Would you output the whole listing below, exactly as it reads?
-- START The records --
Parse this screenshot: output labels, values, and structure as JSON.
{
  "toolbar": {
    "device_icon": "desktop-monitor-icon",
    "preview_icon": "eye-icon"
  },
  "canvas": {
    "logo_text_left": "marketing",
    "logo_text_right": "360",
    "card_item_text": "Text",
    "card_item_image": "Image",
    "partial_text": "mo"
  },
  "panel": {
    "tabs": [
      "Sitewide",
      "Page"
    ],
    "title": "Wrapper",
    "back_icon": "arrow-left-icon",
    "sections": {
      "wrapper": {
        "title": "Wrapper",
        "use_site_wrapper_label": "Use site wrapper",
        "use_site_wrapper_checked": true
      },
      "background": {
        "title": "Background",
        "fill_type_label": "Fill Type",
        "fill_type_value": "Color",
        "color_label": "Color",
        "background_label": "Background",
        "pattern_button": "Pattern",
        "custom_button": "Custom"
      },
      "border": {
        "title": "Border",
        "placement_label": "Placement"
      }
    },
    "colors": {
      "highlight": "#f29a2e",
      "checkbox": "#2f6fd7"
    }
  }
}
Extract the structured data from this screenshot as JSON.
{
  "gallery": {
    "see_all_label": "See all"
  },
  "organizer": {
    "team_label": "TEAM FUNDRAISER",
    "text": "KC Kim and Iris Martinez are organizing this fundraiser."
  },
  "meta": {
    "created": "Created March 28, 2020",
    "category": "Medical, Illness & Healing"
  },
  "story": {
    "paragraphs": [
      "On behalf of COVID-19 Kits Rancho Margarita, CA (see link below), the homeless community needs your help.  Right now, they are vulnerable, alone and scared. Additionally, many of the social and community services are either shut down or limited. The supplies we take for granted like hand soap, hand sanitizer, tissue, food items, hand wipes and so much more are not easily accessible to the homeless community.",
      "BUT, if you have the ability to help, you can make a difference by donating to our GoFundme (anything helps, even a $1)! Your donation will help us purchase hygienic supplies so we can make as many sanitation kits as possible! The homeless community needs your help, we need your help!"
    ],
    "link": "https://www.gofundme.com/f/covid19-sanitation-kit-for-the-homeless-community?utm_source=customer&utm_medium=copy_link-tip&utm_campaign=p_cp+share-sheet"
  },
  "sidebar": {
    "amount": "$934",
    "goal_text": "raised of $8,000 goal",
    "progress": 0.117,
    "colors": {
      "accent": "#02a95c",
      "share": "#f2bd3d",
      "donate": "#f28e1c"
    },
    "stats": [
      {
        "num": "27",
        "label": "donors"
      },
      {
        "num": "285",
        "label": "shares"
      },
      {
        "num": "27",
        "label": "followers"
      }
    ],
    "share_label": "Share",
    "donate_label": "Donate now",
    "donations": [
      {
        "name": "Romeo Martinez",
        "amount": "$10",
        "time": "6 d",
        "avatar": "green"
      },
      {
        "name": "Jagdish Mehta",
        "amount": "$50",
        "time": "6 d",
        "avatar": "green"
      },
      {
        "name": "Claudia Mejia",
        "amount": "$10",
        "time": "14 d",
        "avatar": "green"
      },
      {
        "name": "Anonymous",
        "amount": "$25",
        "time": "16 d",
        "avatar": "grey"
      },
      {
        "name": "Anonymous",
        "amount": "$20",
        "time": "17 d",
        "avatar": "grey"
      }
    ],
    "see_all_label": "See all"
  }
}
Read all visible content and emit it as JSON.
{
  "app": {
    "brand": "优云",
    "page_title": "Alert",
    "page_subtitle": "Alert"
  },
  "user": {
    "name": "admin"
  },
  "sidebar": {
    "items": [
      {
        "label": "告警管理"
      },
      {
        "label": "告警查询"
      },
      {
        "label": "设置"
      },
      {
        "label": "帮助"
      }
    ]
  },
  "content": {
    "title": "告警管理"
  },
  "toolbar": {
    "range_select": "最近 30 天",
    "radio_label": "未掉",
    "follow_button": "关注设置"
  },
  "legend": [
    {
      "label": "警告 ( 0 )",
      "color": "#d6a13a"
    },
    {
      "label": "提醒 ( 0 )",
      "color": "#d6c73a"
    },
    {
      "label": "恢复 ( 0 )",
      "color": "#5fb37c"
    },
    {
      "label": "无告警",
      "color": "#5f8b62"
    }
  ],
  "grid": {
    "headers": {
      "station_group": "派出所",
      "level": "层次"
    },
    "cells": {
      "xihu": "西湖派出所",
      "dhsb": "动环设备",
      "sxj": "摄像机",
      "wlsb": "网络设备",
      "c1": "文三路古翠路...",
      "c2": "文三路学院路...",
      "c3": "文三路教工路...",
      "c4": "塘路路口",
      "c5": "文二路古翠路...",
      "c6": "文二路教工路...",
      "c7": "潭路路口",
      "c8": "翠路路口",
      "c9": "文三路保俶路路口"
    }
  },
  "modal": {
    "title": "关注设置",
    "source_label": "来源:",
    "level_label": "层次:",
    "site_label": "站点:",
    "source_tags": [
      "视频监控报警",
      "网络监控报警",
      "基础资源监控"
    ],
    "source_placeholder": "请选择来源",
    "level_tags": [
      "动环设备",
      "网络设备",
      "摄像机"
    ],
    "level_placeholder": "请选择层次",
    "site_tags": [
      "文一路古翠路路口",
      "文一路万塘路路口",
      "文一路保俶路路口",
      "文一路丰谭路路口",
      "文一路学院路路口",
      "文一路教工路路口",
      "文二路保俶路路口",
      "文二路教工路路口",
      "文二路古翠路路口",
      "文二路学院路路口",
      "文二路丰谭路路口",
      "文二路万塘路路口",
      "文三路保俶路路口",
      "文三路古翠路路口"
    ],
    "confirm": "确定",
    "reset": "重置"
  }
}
-- END The records --
* [Expected output]
Parse this screenshot: output labels, values, and structure as JSON.
{
  "toolbar": {
    "device_icon": "desktop-monitor-icon",
    "preview_icon": "eye-icon"
  },
  "canvas": {
    "logo_text_left": "marketing",
    "logo_text_right": "360",
    "card_item_text": "Text",
    "card_item_image": "Image",
    "partial_text": "mo"
  },
  "panel": {
    "tabs": [
      "Sitewide",
      "Page"
    ],
    "title": "Wrapper",
    "back_icon": "arrow-left-icon",
    "sections": {
      "wrapper": {
        "title": "Wrapper",
        "use_site_wrapper_label": "Use site wrapper",
        "use_site_wrapper_checked": true
      },
      "background": {
        "title": "Background",
        "fill_type_label": "Fill Type",
        "fill_type_value": "Color",
        "color_label": "Color",
        "background_label": "Background",
        "pattern_button": "Pattern",
        "custom_button": "Custom"
      },
      "border": {
        "title": "Border",
        "placement_label": "Placement"
      }
    },
    "colors": {
      "highlight": "#f29a2e",
      "checkbox": "#2f6fd7"
    }
  }
}
Extract the structured data from this screenshot as JSON.
{
  "gallery": {
    "see_all_label": "See all"
  },
  "organizer": {
    "team_label": "TEAM FUNDRAISER",
    "text": "KC Kim and Iris Martinez are organizing this fundraiser."
  },
  "meta": {
    "created": "Created March 28, 2020",
    "category": "Medical, Illness & Healing"
  },
  "story": {
    "paragraphs": [
      "On behalf of COVID-19 Kits Rancho Margarita, CA (see link below), the homeless community needs your help.  Right now, they are vulnerable, alone and scared. Additionally, many of the social and community services are either shut down or limited. The supplies we take for granted like hand soap, hand sanitizer, tissue, food items, hand wipes and so much more are not easily accessible to the homeless community.",
      "BUT, if you have the ability to help, you can make a difference by donating to our GoFundme (anything helps, even a $1)! Your donation will help us purchase hygienic supplies so we can make as many sanitation kits as possible! The homeless community needs your help, we need your help!"
    ],
    "link": "https://www.gofundme.com/f/covid19-sanitation-kit-for-the-homeless-community?utm_source=customer&utm_medium=copy_link-tip&utm_campaign=p_cp+share-sheet"
  },
  "sidebar": {
    "amount": "$934",
    "goal_text": "raised of $8,000 goal",
    "progress": 0.117,
    "colors": {
      "accent": "#02a95c",
      "share": "#f2bd3d",
      "donate": "#f28e1c"
    },
    "stats": [
      {
        "num": "27",
        "label": "donors"
      },
      {
        "num": "285",
        "label": "shares"
      },
      {
        "num": "27",
        "label": "followers"
      }
    ],
    "share_label": "Share",
    "donate_label": "Donate now",
    "donations": [
      {
        "name": "Romeo Martinez",
        "amount": "$10",
        "time": "6 d",
        "avatar": "green"
      },
      {
        "name": "Jagdish Mehta",
        "amount": "$50",
        "time": "6 d",
        "avatar": "green"
      },
      {
        "name": "Claudia Mejia",
        "amount": "$10",
        "time": "14 d",
        "avatar": "green"
      },
      {
        "name": "Anonymous",
        "amount": "$25",
        "time": "16 d",
        "avatar": "grey"
      },
      {
        "name": "Anonymous",
        "amount": "$20",
        "time": "17 d",
        "avatar": "grey"
      }
    ],
    "see_all_label": "See all"
  }
}
Read all visible content and emit it as JSON.
{
  "app": {
    "brand": "优云",
    "page_title": "Alert",
    "page_subtitle": "Alert"
  },
  "user": {
    "name": "admin"
  },
  "sidebar": {
    "items": [
      {
        "label": "告警管理"
      },
      {
        "label": "告警查询"
      },
      {
        "label": "设置"
      },
      {
        "label": "帮助"
      }
    ]
  },
  "content": {
    "title": "告警管理"
  },
  "toolbar": {
    "range_select": "最近 30 天",
    "radio_label": "未掉",
    "follow_button": "关注设置"
  },
  "legend": [
    {
      "label": "警告 ( 0 )",
      "color": "#d6a13a"
    },
    {
      "label": "提醒 ( 0 )",
      "color": "#d6c73a"
    },
    {
      "label": "恢复 ( 0 )",
      "color": "#5fb37c"
    },
    {
      "label": "无告警",
      "color": "#5f8b62"
    }
  ],
  "grid": {
    "headers": {
      "station_group": "派出所",
      "level": "层次"
    },
    "cells": {
      "xihu": "西湖派出所",
      "dhsb": "动环设备",
      "sxj": "摄像机",
      "wlsb": "网络设备",
      "c1": "文三路古翠路...",
      "c2": "文三路学院路...",
      "c3": "文三路教工路...",
      "c4": "塘路路口",
      "c5": "文二路古翠路...",
      "c6": "文二路教工路...",
      "c7": "潭路路口",
      "c8": "翠路路口",
      "c9": "文三路保俶路路口"
    }
  },
  "modal": {
    "title": "关注设置",
    "source_label": "来源:",
    "level_label": "层次:",
    "site_label": "站点:",
    "source_tags": [
      "视频监控报警",
      "网络监控报警",
      "基础资源监控"
    ],
    "source_placeholder": "请选择来源",
    "level_tags": [
      "动环设备",
      "网络设备",
      "摄像机"
    ],
    "level_placeholder": "请选择层次",
    "site_tags": [
      "文一路古翠路路口",
      "文一路万塘路路口",
      "文一路保俶路路口",
      "文一路丰谭路路口",
      "文一路学院路路口",
      "文一路教工路路口",
      "文二路保俶路路口",
      "文二路教工路路口",
      "文二路古翠路路口",
      "文二路学院路路口",
      "文二路丰谭路路口",
      "文二路万塘路路口",
      "文三路保俶路路口",
      "文三路古翠路路口"
    ],
    "confirm": "确定",
    "reset": "重置"
  }
}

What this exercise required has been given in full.